## START Text extract

Well that was fun in the stock market on Monday, wasn't it?

Let me start by just personally extending kudos to S&P for finally -- for the first time in several years at least for sure -- actually doing their fucking job and telling the truth, and for showing why they have always been considered and always will be considered far and away the most credible ratings agency in the world today. And especially for refusing to kowtow to pressure from no one less than the President himself not to downgrade U.S. debt as is obviously warranted at this time. In a way, I think we should probably be happy to be retaining even an a AA+ rating from S&P, and I am not the least bit surprised to see our debt only only downgraded but put on negative watch for further downgrades even from here.

I mean, it's highlarious to sit and listen to the President on national tv (for some strange reason today) as well as Treasury Secretary Geithner rage against S&P about how unwarranted the rating cut was and how mistaken S&P's judgment is, etc. When in reality you, me and everyone else in the country all know that, literally less than one week ago, this country was straight-up one or two days away from a debt default. Period, end of story, we were one or two days away from some form of debt default, a fact that was made extremely public by both sides of the debate on a repeated and consistent basis and in a very deliberate manner. Longtime readers will note that I have always been all about owning the consequences of your decisions here on the blog, and when the President and the GOP leadership both repeatedly make the decision to broadcast to the world how we are going to default on August 2, we won't be able to make a $60 million interest payment due on August 3, etc., then shut your holes and don't complain when a ratings agency whose sole job is to determine how likely your country is to suffer some form of a default on its debt, decides that maybe you are no longer worthy of the highest possible credit rating indicating the highest possible confidence that no default is ever forthcoming.

Because, you know, last week everyone and their mother associated with the U.S. government told the world loudly, clearly, and very deliberately that we were going to, you know, default on our debt on August 2 or 3. There was a stalemate on both sides heading right up to the weekend immediately prior to the scheduled default, and in fact the two sides eventually settled the debate generally by kicking the can down the road (sound familiar? It's unbelievable, isn't it?) until December to determine which programs will suffer cuts, and how much, to help stabilize the deficit in this country.

Anyways, somebody tell me again how President Obama goes nuts all week a couple of weeks back about how we're going to default on our debt on Tuesday, we're going to miss interest payments on Wednesday, etc., and then is back on tv a week and a half later questioning how S&P could possibly decide that U.S. government debt is not worth of what is essentially known as "risk-free" status among the major ratings agencies. That is just about the most thoughtless thing I've heard in the entire Obama term thus far. We're obviously not a triple-A rated country anymore in terms of our sovereign debt, and those of you Americans out there who actually have some scrotum should probably be focusing a lot more on what the fuck Moody's and Fitch could mother fucking possibly be looking at in recently re-affirming the U.S.'s triple-A "risk-free" status for its sovereign debt. As one more reminder, this is the debt that was very publicly a day or two away from literal default less than a week ago. The entire issue is really just unbelievable if you have your head screwed on straight.

## END Text extract
## START Dataset excerpt

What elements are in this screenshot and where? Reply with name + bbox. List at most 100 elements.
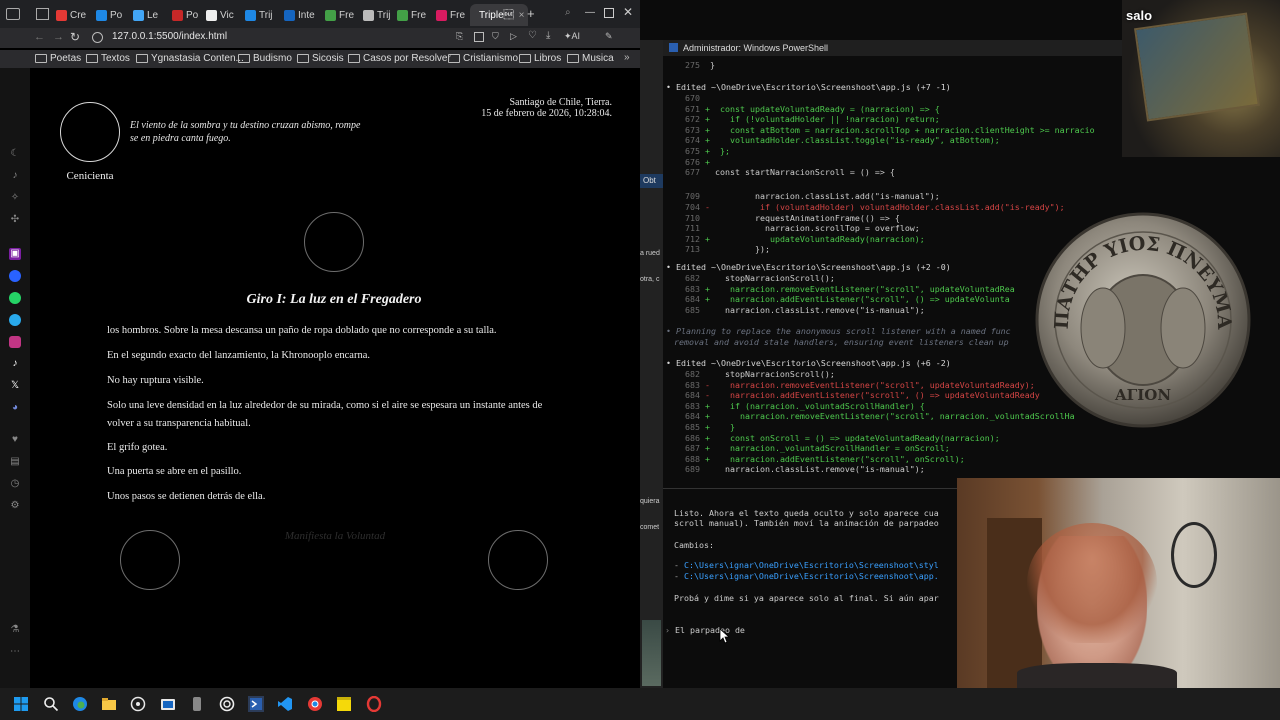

## END Dataset excerpt

▸ **Tasks to complete**
1. Shorten the paragraph of the post on S&P's downgrade of U.S. debt that begins "Because, you know, last week" while keeping its main facts.
2. Carry on the post on S&P's downgrade of U.S. debt from the point where it ends.

▸ **Responses for each task**
1. Last week, everyone tied to the U.S. government told the world loudly and deliberately that the country would default on its debt on August 2 or 3. Both sides stayed deadlocked right up to the weekend before the scheduled default. They settled mostly by kicking the can down the road until December, when they will decide which programs get cut, and by how much, to help stabilize the deficit.

2.
Oh, and here's one other topic while I'm discussing the markets. This story makes my mother fucking blood boil -- that AIG is apparently going to sue Bank of America for some $10 billion for fraud related to subprime mortgages leading up to and during the financial crisis. And don't get me wrong -- Bank of America are a bunch of shitbags, and that bank -- the country's largest I believe -- could very well be leading the market and the sector lower as people are sure to start really considering that the bank might require another bailout or at the least a solid round of capital-raising in order to right the ship.

But this is AIG -- the company that essentially invented the notion of writing insurance contracts on other companies' debt defaulting over the past decade, accepting hundreds and hundreds and hundreds of millions of dollars in insurance premiums to insure the debts of companies like Fannie Mae, Freddie Mac, Lehman Brothers, Bear Stearns, Wachovia, etc. on the blind, thoughtless assumption that none of these banks would ever actually fail, and that AIG was thus merely being paid "free money" at zero risk to the firm of ever having to pay out those insurance obligations in case of the disaster. This is the same company that, when all of those entities I mentioned above did experience defaults or even bankruptcies or near-bankruptcies, AIG of course couldn't even come close to actually paying out what it owed under these insurance policies, and who thus required a $180 billion bailout package from the U.S. government back in 2008/2009, much of which was paid directly by the way to Wall Street banks straight out of the government's coffers.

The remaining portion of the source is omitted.